--- start TASK MATERIAL ---
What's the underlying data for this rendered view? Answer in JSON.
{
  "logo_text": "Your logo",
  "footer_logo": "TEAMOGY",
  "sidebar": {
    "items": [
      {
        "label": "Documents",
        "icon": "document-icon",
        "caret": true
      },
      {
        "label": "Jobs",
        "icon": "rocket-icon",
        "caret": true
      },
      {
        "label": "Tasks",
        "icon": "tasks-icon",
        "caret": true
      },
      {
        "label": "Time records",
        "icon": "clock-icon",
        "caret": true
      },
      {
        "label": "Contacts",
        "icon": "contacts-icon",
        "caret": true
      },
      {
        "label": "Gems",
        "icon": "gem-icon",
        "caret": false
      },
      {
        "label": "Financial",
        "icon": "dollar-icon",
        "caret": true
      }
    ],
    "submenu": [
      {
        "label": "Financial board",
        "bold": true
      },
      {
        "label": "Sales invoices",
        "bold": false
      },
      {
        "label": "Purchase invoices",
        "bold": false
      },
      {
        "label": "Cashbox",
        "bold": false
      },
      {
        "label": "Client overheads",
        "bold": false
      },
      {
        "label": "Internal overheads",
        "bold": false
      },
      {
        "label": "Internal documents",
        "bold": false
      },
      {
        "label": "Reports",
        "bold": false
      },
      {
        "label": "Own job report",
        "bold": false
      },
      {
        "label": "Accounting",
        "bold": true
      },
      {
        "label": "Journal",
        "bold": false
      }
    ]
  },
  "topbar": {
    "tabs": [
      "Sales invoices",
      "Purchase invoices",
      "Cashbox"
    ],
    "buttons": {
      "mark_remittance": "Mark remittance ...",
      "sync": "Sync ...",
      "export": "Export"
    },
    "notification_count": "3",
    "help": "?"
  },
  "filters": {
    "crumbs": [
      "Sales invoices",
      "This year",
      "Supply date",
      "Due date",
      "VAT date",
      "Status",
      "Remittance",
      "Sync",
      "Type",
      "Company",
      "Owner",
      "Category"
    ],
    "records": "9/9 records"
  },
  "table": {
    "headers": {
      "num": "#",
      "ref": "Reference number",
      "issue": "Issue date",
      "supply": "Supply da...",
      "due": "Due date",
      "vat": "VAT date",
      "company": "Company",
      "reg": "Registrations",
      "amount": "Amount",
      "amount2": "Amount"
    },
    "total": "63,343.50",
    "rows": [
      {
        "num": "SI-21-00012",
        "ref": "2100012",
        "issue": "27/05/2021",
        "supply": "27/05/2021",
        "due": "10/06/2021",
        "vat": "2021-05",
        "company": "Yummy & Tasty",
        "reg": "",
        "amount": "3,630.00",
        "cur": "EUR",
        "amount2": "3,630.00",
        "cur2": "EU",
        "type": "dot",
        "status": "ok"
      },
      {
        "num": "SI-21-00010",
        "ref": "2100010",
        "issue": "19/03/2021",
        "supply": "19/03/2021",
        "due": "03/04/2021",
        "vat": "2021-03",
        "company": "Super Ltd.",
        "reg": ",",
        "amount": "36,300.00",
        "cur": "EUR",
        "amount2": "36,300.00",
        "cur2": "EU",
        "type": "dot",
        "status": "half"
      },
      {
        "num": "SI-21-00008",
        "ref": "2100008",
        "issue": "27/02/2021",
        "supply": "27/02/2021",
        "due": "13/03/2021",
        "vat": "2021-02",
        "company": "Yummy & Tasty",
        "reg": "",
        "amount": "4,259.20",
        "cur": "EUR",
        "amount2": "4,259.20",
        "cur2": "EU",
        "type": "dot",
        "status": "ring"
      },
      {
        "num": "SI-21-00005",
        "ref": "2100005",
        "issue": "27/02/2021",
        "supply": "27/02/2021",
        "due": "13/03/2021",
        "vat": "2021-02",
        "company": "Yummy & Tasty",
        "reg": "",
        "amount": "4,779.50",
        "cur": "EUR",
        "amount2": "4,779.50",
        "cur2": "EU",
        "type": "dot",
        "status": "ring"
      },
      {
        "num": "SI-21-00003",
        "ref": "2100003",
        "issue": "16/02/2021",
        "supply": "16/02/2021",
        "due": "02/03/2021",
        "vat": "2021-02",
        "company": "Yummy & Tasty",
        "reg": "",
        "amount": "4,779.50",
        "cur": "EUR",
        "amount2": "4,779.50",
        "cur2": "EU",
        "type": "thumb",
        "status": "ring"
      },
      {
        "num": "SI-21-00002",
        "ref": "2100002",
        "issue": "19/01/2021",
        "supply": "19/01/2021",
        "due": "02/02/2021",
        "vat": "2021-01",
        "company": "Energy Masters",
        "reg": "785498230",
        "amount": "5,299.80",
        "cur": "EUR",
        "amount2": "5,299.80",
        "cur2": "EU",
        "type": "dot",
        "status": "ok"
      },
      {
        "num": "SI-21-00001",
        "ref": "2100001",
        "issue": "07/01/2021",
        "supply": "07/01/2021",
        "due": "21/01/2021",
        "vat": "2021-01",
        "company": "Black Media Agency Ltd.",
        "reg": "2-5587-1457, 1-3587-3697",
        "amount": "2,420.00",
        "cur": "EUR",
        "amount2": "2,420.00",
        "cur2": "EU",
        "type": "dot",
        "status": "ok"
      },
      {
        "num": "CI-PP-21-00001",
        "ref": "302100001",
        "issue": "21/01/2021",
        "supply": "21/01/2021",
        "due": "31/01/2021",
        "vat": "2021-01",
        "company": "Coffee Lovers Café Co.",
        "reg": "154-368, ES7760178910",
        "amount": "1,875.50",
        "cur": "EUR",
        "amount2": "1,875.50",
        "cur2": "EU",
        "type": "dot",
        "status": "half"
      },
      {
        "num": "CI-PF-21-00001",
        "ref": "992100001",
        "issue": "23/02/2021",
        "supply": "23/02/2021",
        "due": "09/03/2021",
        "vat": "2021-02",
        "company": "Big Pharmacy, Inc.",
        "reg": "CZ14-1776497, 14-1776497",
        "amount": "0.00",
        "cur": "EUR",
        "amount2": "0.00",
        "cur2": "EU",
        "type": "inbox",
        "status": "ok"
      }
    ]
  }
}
--- end TASK MATERIAL ---
REQUIRED WORK> Track down every line holding the string "Purchase" and copy it.

FINISHED ANSWER>
        "label": "Purchase invoices",
      "Purchase invoices",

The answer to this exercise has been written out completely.